____ Input data
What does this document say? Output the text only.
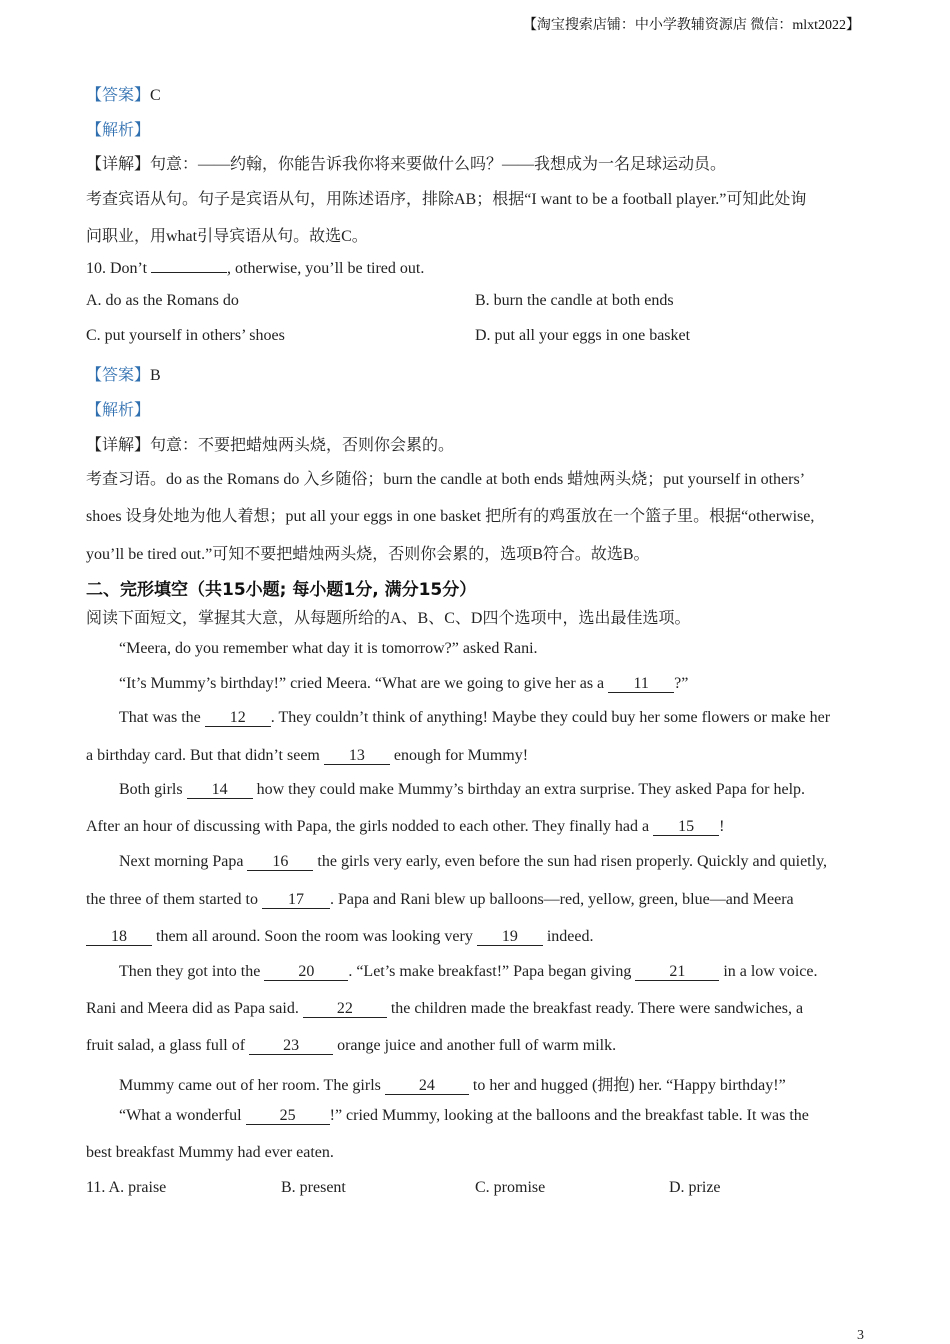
【淘宝搜索店铺：中小学教辅资源店 微信：mlxt2022】
【答案】C
【解析】
【详解】句意：——约翰，你能告诉我你将来要做什么吗？——我想成为一名足球运动员。
考查宾语从句。句子是宾语从句，用陈述语序，排除AB；根据“I want to be a football player.”可知此处询
问职业，用what引导宾语从句。故选C。
10. Don’t	, otherwise, you’ll be tired out.
A. do as the Romans do	B. burn the candle at both ends
C. put yourself in others’ shoes	D. put all your eggs in one basket
【答案】B
【解析】
【详解】句意：不要把蜡烛两头烧，否则你会累的。
考查习语。do as the Romans do 入乡随俗；burn the candle at both ends 蜡烛两头烧；put yourself in others’
shoes 设身处地为他人着想；put all your eggs in one basket 把所有的鸡蛋放在一个篮子里。根据“otherwise,
you’ll be tired out.”可知不要把蜡烛两头烧，否则你会累的，选项B符合。故选B。
二、完形填空（共15小题; 每小题1分, 满分15分）
阅读下面短文，掌握其大意，从每题所给的A、B、C、D四个选项中，选出最佳选项。
“Meera, do you remember what day it is tomorrow?” asked Rani.
“It’s Mummy’s birthday!” cried Meera. “What are we going to give her as a 11 ?”
That was the 12 . They couldn’t think of anything! Maybe they could buy her some flowers or make her
a birthday card. But that didn’t seem 13 enough for Mummy!
Both girls 14 how they could make Mummy’s birthday an extra surprise. They asked Papa for help.
After an hour of discussing with Papa, the girls nodded to each other. They finally had a 15 !
Next morning Papa 16 the girls very early, even before the sun had risen properly. Quickly and quietly,
the three of them started to 17 . Papa and Rani blew up balloons—red, yellow, green, blue—and Meera
18 them all around. Soon the room was looking very 19 indeed.
Then they got into the 20 . “Let’s make breakfast!” Papa began giving 21 in a low voice.
Rani and Meera did as Papa said. 22 the children made the breakfast ready. There were sandwiches, a
fruit salad, a glass full of 23 orange juice and another full of warm milk.
Mummy came out of her room. The girls 24 to her and hugged (拥抱) her. “Happy birthday!”
“What a wonderful 25 !” cried Mummy, looking at the balloons and the breakfast table. It was the
best breakfast Mummy had ever eaten.
11. A. praise	B. present	C. promise	D. prize
3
________
## Task brief
Working from the listing above, pick out every line that has "burn" and copy it.

## Written answer
A. do as the Romans do	B. burn the candle at both ends
考查习语。do as the Romans do 入乡随俗；burn the candle at both ends 蜡烛两头烧；put yourself in others’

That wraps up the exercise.